>> START

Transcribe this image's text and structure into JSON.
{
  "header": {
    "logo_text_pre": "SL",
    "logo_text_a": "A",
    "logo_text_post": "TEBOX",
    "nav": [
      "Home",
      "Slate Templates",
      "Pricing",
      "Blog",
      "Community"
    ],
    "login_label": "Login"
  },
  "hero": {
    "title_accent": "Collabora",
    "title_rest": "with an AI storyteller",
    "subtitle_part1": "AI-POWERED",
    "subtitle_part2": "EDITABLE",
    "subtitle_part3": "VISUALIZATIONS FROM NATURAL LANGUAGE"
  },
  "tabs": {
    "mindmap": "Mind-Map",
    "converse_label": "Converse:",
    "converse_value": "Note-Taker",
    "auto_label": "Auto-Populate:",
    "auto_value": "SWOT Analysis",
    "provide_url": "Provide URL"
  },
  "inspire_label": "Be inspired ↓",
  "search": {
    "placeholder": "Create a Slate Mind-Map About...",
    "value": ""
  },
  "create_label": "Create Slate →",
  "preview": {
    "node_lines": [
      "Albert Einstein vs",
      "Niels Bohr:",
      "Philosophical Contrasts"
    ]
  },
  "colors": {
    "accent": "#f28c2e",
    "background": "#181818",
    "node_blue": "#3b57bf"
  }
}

>> END

#### [Work to complete]
Within the records above, how many lines include the word "Slate"? State the number by itself.

#### [The response]
3